Texto proporcionado:
__________________________________________________
La vida sin un papá 

Camila ahora tiene 22 años y es mamá de Emanuel, de cuatro años. Robinson es abuelo y no conoce a su nieto personalmente, solo lo ha visto por fotos y en videollamadas que Camila le hace en algunas ocasiones. “Crecer sin mi papá al lado ha sido difícil. A una le pasan cosas buenas, como graduarse del colegio, los cumpleaños, el estar rodeado por la familia… Y tener esa incertidumbre de cuándo vas a volver a ver a tu papá o cuándo lo tendrás cerca al menos para un abrazo, eso es muy duro”, dice Camila.  

La figura de un padre siempre la suplió Hernando, su abuelo. Él era y es ese hombre presente en cada uno de los momentos importantes de la vida de Camila y Emanuel. Las primeras palabras, sus primeros pasos, las primeras fotografías y los primeros abrazos se los dio a él. “Camila le dice papá. Y a mí me dice mamá, porque Lida también se vio obligada a estar ausente mucho tiempo, pues le tocaba trabajar y llegaba muy tarde en la noche. Nosotros la criamos y fue un proceso muy duro”, narra Orfilia.  

Y a pesar de la ausencia de Robinson, a Emanuel, a Camila y a Lida no les ha faltado nada. Lida continuó con su trabajo como promotora ambiental en el municipio, logró realizar estudios de Primera Infancia con la Universidad EAFIT y actualmente está sometida a un tratamiento contra un cáncer de útero que le descubrieron en septiembre del 2023.  

Camila, por su parte, se graduó de bachiller en un colegio de Rionegro, municipio vecino de La Ceja, y ahora es manicurista, labor que le permite sostener a su familia y tener tiempo para dedicarle a Emanuel, su hijo. 

En cuanto a Robinson, en 2008, cuando se había desmovilizado y creía que contaba con una vida corriente, lo capturaron en Medellín por la fuga de la que hizo parte en Abejorral y por una masacre cometida por un grupo armado en el municipio de Montebello, vecino al corregimiento de San José.  

“Cuando nos dieron la noticia de su captura nos pareció raro. Él hizo parte del proceso de desmovilización en Ralito, donde se suponía que le borrarían todos los antecedentes para que volviera a la vida civil, pero no fue así. En 2008 lo capturaron en Medellín y le dijeron los cargos que tenía: cuando se voló de Abejorral con ‘Cachetes’ y una supuesta masacre en Montebello, cosa que nunca pasó porque esa masacre se dio cuando él se estaba desmovilizando”, dice Lida.
__________________________________________________
Instrucciones de trabajo:
a - Según el texto proporcionado, ¿a qué se dedica Camila actualmente?
b - Resume el texto proporcionado en dos oraciones.
c - Repite el fragmento del texto proporcionado que comienza en las palabras "Camila, por su" y termina después de "de San José.".
Los registros no tienen relación con el texto proporcionado.

Información registrada:
__________________________________________________
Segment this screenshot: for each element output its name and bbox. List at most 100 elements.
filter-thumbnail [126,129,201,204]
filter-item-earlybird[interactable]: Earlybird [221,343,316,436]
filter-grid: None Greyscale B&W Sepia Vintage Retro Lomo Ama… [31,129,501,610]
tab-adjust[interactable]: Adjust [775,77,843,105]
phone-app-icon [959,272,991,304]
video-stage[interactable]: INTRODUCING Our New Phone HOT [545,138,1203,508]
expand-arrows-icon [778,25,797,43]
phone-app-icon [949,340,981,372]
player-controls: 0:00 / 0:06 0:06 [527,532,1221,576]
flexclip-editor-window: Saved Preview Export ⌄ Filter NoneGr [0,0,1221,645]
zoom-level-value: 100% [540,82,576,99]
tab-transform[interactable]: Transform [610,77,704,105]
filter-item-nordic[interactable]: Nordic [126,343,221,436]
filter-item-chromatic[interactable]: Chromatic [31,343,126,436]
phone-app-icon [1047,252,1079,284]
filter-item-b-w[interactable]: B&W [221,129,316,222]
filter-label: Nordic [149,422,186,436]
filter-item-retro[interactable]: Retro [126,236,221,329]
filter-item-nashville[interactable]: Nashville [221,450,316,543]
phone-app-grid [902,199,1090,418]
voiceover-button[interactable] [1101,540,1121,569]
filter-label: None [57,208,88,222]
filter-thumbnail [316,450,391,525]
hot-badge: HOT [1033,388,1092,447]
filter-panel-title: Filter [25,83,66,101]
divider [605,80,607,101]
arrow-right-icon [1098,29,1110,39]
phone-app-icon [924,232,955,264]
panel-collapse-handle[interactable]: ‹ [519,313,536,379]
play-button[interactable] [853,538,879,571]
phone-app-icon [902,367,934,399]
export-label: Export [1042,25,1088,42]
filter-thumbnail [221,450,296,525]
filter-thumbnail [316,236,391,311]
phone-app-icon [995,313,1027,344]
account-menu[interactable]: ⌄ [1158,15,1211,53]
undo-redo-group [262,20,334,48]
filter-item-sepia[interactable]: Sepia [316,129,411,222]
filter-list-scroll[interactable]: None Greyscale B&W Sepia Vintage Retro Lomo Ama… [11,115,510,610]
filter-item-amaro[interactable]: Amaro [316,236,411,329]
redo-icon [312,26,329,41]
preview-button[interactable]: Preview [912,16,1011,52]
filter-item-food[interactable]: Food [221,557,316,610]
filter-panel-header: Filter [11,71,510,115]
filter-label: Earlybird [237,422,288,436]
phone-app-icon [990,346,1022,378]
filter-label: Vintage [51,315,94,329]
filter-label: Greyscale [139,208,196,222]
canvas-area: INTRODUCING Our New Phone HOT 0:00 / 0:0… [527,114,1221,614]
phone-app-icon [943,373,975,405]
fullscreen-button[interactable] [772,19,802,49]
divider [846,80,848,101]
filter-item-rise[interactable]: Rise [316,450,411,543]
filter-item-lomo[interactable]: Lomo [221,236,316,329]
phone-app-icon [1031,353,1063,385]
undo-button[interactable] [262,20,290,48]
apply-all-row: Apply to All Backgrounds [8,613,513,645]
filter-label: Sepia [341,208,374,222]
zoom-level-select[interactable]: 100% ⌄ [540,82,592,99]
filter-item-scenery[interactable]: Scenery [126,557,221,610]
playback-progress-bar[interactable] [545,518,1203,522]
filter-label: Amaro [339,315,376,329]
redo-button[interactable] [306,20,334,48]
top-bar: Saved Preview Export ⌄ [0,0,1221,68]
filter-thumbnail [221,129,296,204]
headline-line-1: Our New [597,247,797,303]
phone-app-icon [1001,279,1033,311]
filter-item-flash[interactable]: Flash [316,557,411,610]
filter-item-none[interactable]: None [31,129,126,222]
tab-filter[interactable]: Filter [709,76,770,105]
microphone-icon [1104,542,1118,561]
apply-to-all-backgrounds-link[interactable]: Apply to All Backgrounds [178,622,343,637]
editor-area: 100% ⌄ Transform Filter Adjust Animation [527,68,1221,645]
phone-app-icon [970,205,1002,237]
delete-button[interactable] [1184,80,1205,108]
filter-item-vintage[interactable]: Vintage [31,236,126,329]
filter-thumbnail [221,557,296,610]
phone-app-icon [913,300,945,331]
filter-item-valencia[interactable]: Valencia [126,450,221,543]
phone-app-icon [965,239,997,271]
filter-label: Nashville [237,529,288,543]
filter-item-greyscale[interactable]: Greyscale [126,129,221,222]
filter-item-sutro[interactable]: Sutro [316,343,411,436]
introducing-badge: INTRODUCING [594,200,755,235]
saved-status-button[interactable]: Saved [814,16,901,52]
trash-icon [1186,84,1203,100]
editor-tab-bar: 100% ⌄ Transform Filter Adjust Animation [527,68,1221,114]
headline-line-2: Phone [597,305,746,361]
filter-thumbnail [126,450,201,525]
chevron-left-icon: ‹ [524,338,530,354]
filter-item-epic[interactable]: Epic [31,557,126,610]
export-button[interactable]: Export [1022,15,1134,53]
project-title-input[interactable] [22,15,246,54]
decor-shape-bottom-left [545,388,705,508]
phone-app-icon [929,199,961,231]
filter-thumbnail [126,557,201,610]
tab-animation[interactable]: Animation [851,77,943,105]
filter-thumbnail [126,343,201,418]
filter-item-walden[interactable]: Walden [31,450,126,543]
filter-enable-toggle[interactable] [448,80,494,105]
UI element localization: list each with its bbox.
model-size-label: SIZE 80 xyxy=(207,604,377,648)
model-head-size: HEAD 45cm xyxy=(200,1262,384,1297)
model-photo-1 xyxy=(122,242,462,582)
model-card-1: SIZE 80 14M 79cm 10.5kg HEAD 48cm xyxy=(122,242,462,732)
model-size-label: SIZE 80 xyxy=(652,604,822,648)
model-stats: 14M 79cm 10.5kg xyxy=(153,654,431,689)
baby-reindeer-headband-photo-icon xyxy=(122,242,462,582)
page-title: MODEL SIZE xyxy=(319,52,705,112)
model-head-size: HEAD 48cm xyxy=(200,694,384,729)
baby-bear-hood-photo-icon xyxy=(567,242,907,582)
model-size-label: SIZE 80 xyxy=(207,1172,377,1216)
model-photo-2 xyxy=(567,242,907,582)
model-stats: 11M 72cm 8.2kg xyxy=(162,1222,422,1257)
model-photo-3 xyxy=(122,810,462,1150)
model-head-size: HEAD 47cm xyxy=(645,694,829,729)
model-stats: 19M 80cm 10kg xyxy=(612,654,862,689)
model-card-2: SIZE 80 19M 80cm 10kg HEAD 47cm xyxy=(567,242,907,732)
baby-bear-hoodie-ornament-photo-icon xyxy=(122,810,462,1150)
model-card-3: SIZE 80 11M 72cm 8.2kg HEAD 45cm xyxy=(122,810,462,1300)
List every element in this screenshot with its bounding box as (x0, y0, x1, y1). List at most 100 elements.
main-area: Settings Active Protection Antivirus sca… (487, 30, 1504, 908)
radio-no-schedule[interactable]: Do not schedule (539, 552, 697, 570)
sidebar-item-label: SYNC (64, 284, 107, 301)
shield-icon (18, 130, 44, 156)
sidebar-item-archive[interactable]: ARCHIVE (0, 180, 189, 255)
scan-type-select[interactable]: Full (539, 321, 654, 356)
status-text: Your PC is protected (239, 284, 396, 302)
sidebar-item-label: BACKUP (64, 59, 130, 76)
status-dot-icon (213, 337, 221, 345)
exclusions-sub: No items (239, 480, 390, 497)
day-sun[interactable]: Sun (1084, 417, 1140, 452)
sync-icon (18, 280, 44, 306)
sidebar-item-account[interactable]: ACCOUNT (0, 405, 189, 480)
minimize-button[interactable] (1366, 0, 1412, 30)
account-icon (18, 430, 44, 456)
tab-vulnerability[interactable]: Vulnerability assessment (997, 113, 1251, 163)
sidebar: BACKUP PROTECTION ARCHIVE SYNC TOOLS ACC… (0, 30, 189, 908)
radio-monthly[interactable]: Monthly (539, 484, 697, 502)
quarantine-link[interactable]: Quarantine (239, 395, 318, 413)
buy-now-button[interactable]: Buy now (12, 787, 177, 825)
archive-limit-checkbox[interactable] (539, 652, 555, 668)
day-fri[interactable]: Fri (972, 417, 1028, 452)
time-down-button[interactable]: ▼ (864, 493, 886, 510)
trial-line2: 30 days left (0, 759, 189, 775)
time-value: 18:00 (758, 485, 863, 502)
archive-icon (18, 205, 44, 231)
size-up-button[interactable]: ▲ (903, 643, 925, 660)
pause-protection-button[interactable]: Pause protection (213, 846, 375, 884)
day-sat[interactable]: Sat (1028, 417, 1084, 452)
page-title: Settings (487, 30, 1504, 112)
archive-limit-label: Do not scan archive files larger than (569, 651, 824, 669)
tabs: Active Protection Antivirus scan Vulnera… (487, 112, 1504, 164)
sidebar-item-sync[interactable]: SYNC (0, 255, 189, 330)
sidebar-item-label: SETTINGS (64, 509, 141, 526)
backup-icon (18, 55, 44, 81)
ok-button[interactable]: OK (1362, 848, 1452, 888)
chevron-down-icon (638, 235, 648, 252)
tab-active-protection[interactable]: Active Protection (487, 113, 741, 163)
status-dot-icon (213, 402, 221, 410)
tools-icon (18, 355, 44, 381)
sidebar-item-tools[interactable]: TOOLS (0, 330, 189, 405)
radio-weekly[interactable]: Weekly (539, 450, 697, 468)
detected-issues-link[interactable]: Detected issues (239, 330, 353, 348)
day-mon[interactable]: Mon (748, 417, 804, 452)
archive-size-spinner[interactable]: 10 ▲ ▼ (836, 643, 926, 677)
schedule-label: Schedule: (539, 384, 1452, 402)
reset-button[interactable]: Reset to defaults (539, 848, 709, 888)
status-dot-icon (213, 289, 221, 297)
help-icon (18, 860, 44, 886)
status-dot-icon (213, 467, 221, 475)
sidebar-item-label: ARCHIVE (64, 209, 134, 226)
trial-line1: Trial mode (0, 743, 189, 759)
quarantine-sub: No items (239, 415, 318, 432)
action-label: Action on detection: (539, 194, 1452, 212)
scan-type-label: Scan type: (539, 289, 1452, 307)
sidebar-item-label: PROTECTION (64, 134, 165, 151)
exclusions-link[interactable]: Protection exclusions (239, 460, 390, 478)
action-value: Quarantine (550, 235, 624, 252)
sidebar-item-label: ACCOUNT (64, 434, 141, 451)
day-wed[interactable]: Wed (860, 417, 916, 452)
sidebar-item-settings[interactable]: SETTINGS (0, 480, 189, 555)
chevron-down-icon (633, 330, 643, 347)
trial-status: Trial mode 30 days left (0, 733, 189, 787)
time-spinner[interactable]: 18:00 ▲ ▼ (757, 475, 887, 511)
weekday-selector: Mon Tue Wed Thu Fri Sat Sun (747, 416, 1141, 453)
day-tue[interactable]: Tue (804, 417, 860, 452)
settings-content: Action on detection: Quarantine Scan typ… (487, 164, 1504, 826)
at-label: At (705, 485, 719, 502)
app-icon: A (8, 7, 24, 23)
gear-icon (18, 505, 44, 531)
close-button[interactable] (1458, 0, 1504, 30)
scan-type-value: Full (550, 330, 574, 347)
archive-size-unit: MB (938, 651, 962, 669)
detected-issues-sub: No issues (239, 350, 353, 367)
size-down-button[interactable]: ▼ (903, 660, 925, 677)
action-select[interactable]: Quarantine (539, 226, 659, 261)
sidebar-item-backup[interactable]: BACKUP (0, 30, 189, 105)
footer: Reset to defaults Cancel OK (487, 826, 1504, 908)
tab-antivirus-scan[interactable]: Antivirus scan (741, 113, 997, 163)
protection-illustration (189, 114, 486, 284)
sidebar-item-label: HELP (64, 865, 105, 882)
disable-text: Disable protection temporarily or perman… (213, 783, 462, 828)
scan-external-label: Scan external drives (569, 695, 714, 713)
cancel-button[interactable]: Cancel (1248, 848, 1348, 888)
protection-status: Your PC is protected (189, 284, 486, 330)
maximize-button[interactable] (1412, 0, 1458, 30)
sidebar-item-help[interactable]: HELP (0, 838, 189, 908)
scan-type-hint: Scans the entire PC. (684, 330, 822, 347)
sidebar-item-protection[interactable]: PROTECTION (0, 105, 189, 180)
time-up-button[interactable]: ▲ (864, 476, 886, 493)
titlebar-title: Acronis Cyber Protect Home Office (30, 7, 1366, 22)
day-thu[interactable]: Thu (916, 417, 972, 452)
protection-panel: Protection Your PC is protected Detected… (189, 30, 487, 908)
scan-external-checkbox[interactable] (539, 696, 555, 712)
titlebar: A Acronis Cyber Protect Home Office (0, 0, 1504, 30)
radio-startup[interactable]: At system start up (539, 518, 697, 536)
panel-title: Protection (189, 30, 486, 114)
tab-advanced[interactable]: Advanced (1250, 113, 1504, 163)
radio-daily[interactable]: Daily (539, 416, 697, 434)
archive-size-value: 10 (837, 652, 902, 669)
__________________________________________________
Resultados del ejercicio:
a - Es manicurista.

b - Camila creció sin su papá, y Hernando, su abuelo, fue la figura paterna que estuvo presente en los momentos importantes de su vida; hoy ella es manicurista y con ese trabajo sostiene a su familia. Robinson, abuelo de Emanuel, fue capturado en Medellín en 2008, después de haberse desmovilizado, por una fuga en Abejorral y por una masacre en Montebello, cargos que Lida cuestiona.

c -
Camila, por su parte, se graduó de bachiller en un colegio de Rionegro, municipio vecino de La Ceja, y ahora es manicurista, labor que le permite sostener a su familia y tener tiempo para dedicarle a Emanuel, su hijo. 

En cuanto a Robinson, en 2008, cuando se había desmovilizado y creía que contaba con una vida corriente, lo capturaron en Medellín por la fuga de la que hizo parte en Abejorral y por una masacre cometida por un grupo armado en el municipio de Montebello, vecino al corregimiento de San José.